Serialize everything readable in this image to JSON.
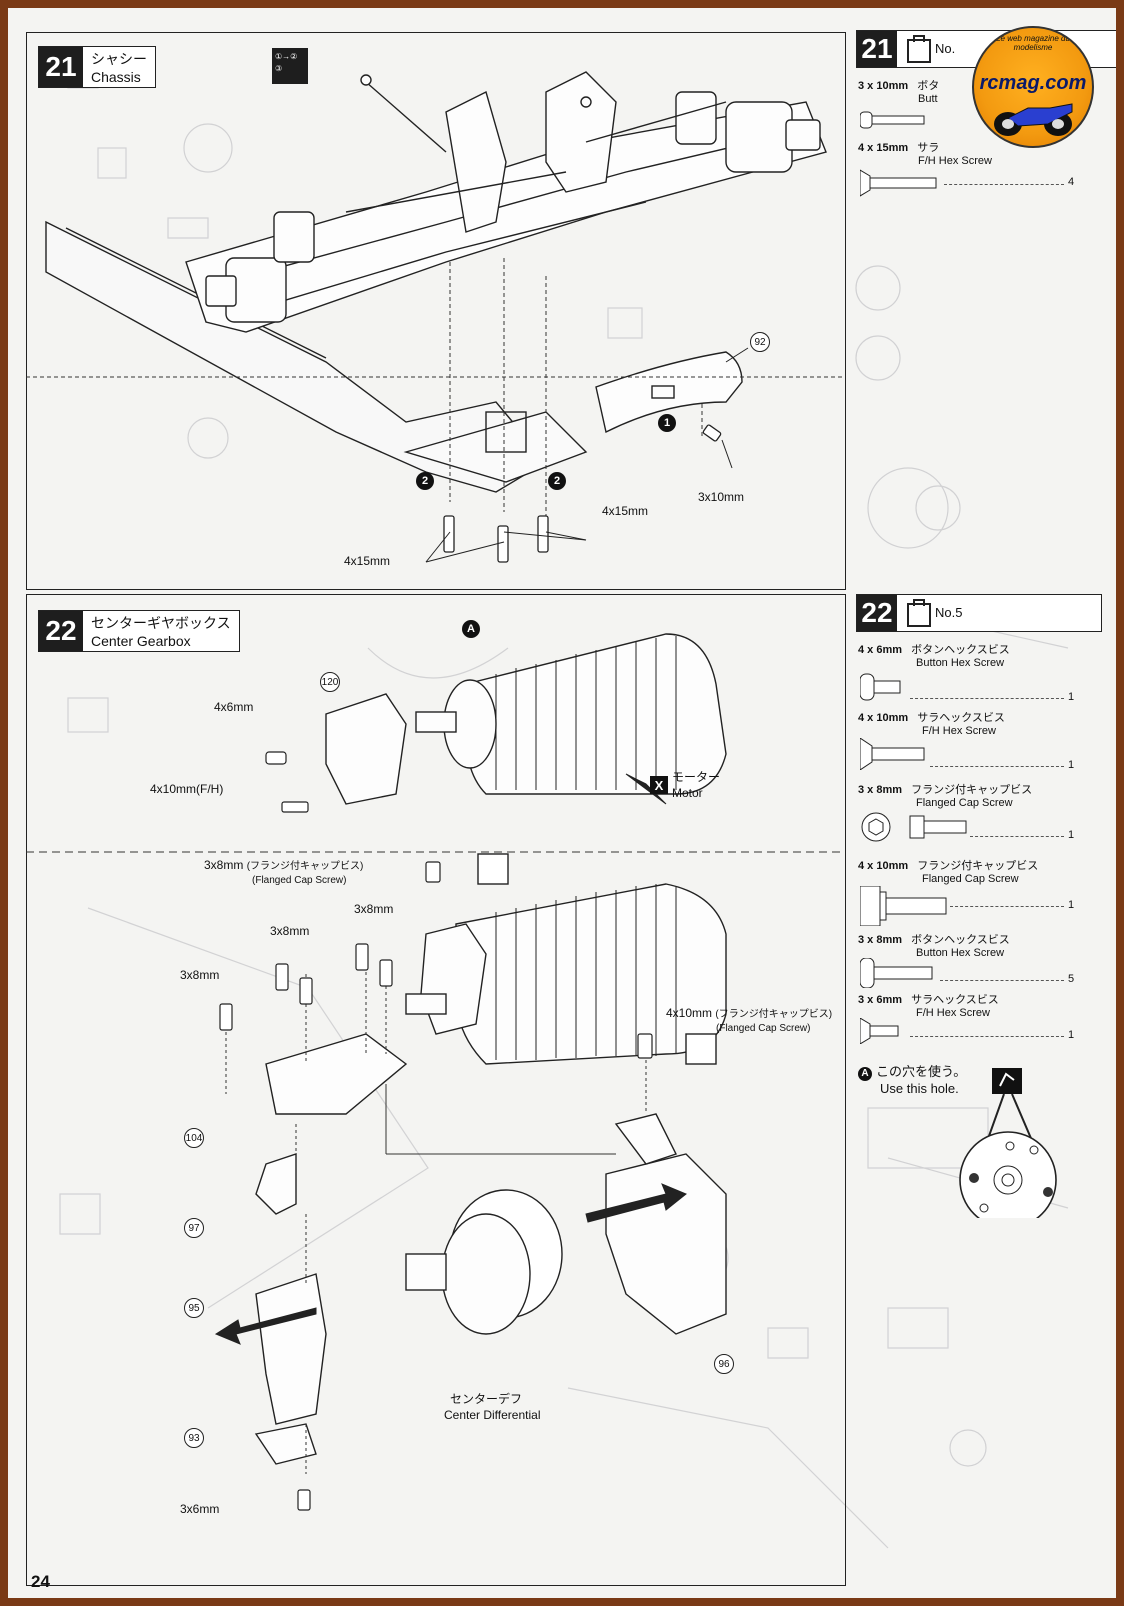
{
  "page_number": "24",
  "logo": {
    "brand": "rcmag.com",
    "tagline": "Le web magazine du modelisme"
  },
  "step21": {
    "number": "21",
    "title_jp": "シャシー",
    "title_en": "Chassis",
    "labels": {
      "screw_a": "3x10mm",
      "screw_b1": "4x15mm",
      "screw_b2": "4x15mm",
      "part_92": "92",
      "callout_1": "1",
      "callout_2a": "2",
      "callout_2b": "2",
      "order_icon": "①→②",
      "order_icon_alt": "③"
    }
  },
  "step22": {
    "number": "22",
    "title_jp": "センターギヤボックス",
    "title_en": "Center Gearbox",
    "labels": {
      "part_120": "120",
      "screw_4x6": "4x6mm",
      "screw_4x10fh": "4x10mm(F/H)",
      "motor_jp": "モーター",
      "motor_en": "Motor",
      "motor_code": "X",
      "hole_mark": "A",
      "flanged_top_size": "3x8mm",
      "flanged_top_jp": "(フランジ付キャップビス)",
      "flanged_top_en": "(Flanged Cap Screw)",
      "s3x8_a": "3x8mm",
      "s3x8_b": "3x8mm",
      "s3x8_c": "3x8mm",
      "flanged_right_size": "4x10mm",
      "flanged_right_jp": "(フランジ付キャップビス)",
      "flanged_right_en": "(Flanged Cap Screw)",
      "part_104": "104",
      "part_97": "97",
      "part_95": "95",
      "part_93": "93",
      "part_96": "96",
      "diff_jp": "センターデフ",
      "diff_en": "Center Differential",
      "screw_3x6": "3x6mm"
    }
  },
  "side21": {
    "number": "21",
    "bag": "No.",
    "screws": [
      {
        "size": "3 x 10mm",
        "jp": "ボタ",
        "en": "Butt",
        "qty": ""
      },
      {
        "size": "4 x 15mm",
        "jp": "サラ",
        "en": "F/H Hex Screw",
        "qty": "4"
      }
    ]
  },
  "side22": {
    "number": "22",
    "bag": "No.5",
    "screws": [
      {
        "size": "4 x 6mm",
        "jp": "ボタンヘックスビス",
        "en": "Button Hex Screw",
        "qty": "1"
      },
      {
        "size": "4 x 10mm",
        "jp": "サラヘックスビス",
        "en": "F/H Hex Screw",
        "qty": "1"
      },
      {
        "size": "3 x 8mm",
        "jp": "フランジ付キャップビス",
        "en": "Flanged Cap Screw",
        "qty": "1"
      },
      {
        "size": "4 x 10mm",
        "jp": "フランジ付キャップビス",
        "en": "Flanged Cap Screw",
        "qty": "1"
      },
      {
        "size": "3 x 8mm",
        "jp": "ボタンヘックスビス",
        "en": "Button Hex Screw",
        "qty": "5"
      },
      {
        "size": "3 x 6mm",
        "jp": "サラヘックスビス",
        "en": "F/H Hex Screw",
        "qty": "1"
      }
    ],
    "note_mark": "A",
    "note_jp": "この穴を使う。",
    "note_en": "Use this hole."
  }
}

### Problem to work on
Set the data above down again exactly as given, with no pictures.

### Full response
Serialize everything readable in this image to JSON.
{
  "page_number": "24",
  "logo": {
    "brand": "rcmag.com",
    "tagline": "Le web magazine du modelisme"
  },
  "step21": {
    "number": "21",
    "title_jp": "シャシー",
    "title_en": "Chassis",
    "labels": {
      "screw_a": "3x10mm",
      "screw_b1": "4x15mm",
      "screw_b2": "4x15mm",
      "part_92": "92",
      "callout_1": "1",
      "callout_2a": "2",
      "callout_2b": "2",
      "order_icon": "①→②",
      "order_icon_alt": "③"
    }
  },
  "step22": {
    "number": "22",
    "title_jp": "センターギヤボックス",
    "title_en": "Center Gearbox",
    "labels": {
      "part_120": "120",
      "screw_4x6": "4x6mm",
      "screw_4x10fh": "4x10mm(F/H)",
      "motor_jp": "モーター",
      "motor_en": "Motor",
      "motor_code": "X",
      "hole_mark": "A",
      "flanged_top_size": "3x8mm",
      "flanged_top_jp": "(フランジ付キャップビス)",
      "flanged_top_en": "(Flanged Cap Screw)",
      "s3x8_a": "3x8mm",
      "s3x8_b": "3x8mm",
      "s3x8_c": "3x8mm",
      "flanged_right_size": "4x10mm",
      "flanged_right_jp": "(フランジ付キャップビス)",
      "flanged_right_en": "(Flanged Cap Screw)",
      "part_104": "104",
      "part_97": "97",
      "part_95": "95",
      "part_93": "93",
      "part_96": "96",
      "diff_jp": "センターデフ",
      "diff_en": "Center Differential",
      "screw_3x6": "3x6mm"
    }
  },
  "side21": {
    "number": "21",
    "bag": "No.",
    "screws": [
      {
        "size": "3 x 10mm",
        "jp": "ボタ",
        "en": "Butt",
        "qty": ""
      },
      {
        "size": "4 x 15mm",
        "jp": "サラ",
        "en": "F/H Hex Screw",
        "qty": "4"
      }
    ]
  },
  "side22": {
    "number": "22",
    "bag": "No.5",
    "screws": [
      {
        "size": "4 x 6mm",
        "jp": "ボタンヘックスビス",
        "en": "Button Hex Screw",
        "qty": "1"
      },
      {
        "size": "4 x 10mm",
        "jp": "サラヘックスビス",
        "en": "F/H Hex Screw",
        "qty": "1"
      },
      {
        "size": "3 x 8mm",
        "jp": "フランジ付キャップビス",
        "en": "Flanged Cap Screw",
        "qty": "1"
      },
      {
        "size": "4 x 10mm",
        "jp": "フランジ付キャップビス",
        "en": "Flanged Cap Screw",
        "qty": "1"
      },
      {
        "size": "3 x 8mm",
        "jp": "ボタンヘックスビス",
        "en": "Button Hex Screw",
        "qty": "5"
      },
      {
        "size": "3 x 6mm",
        "jp": "サラヘックスビス",
        "en": "F/H Hex Screw",
        "qty": "1"
      }
    ],
    "note_mark": "A",
    "note_jp": "この穴を使う。",
    "note_en": "Use this hole."
  }
}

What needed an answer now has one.